Check each line of the listing, and copy it if it contains the word "Timeframe".

'''

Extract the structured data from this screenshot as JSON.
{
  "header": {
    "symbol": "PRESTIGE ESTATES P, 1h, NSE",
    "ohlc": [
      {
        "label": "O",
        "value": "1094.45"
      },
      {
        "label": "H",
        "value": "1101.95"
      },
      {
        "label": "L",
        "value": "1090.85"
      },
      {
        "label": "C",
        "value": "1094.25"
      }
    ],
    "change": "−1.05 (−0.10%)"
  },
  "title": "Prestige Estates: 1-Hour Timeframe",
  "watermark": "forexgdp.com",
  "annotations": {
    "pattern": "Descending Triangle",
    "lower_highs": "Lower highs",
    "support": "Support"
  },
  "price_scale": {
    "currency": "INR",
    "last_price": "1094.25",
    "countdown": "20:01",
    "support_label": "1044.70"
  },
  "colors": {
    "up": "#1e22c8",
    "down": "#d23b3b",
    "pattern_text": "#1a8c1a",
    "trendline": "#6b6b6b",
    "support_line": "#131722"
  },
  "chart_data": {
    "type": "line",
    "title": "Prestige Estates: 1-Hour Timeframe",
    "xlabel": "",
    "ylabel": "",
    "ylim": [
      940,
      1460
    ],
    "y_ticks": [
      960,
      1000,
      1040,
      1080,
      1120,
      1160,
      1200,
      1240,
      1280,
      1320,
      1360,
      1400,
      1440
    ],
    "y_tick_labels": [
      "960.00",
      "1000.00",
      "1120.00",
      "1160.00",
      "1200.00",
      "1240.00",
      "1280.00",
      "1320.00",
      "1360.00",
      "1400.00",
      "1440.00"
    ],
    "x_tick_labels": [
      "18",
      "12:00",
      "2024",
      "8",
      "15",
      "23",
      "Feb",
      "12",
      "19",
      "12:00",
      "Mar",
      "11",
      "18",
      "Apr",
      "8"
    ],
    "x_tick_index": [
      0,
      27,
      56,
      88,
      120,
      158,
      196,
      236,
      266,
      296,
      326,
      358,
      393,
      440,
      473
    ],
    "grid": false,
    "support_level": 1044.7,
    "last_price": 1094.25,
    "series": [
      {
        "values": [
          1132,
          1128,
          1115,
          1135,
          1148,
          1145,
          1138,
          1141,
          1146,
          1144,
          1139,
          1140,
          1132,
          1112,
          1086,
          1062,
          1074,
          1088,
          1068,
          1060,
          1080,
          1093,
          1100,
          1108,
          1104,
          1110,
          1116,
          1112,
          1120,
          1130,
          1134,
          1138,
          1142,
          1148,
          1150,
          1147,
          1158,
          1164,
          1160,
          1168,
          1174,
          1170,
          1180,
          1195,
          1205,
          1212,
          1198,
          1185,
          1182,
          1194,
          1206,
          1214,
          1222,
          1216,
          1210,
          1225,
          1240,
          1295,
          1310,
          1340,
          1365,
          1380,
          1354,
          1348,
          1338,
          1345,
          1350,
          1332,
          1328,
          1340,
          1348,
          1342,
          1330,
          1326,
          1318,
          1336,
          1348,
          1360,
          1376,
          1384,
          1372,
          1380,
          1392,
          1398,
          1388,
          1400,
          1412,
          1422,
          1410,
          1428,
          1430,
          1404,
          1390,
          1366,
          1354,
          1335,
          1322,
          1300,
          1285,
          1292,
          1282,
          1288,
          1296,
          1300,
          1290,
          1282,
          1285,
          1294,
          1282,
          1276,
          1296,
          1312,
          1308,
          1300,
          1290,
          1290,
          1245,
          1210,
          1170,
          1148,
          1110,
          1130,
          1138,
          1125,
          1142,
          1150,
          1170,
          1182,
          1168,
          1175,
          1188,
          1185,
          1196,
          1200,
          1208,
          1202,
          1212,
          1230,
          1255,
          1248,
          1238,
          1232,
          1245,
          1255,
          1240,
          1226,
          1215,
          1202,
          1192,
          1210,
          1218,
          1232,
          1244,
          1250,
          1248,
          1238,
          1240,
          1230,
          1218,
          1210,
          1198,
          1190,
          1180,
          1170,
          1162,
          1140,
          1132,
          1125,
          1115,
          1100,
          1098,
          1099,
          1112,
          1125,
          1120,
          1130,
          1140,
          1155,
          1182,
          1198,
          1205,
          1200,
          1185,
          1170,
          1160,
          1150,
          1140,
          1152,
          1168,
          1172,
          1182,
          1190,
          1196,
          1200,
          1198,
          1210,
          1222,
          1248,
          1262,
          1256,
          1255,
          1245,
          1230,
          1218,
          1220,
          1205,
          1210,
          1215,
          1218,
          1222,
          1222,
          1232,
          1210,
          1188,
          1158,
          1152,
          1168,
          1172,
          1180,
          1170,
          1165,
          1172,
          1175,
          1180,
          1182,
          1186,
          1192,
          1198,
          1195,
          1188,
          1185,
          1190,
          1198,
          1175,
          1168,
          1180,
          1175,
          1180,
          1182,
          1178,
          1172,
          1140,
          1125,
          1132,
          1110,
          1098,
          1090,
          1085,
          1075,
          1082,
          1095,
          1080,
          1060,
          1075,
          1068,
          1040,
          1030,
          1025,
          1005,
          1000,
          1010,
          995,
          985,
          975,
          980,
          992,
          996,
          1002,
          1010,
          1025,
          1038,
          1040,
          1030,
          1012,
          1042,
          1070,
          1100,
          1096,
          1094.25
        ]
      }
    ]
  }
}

'''

Solution for this task -
  "title": "Prestige Estates: 1-Hour Timeframe",
    "title": "Prestige Estates: 1-Hour Timeframe",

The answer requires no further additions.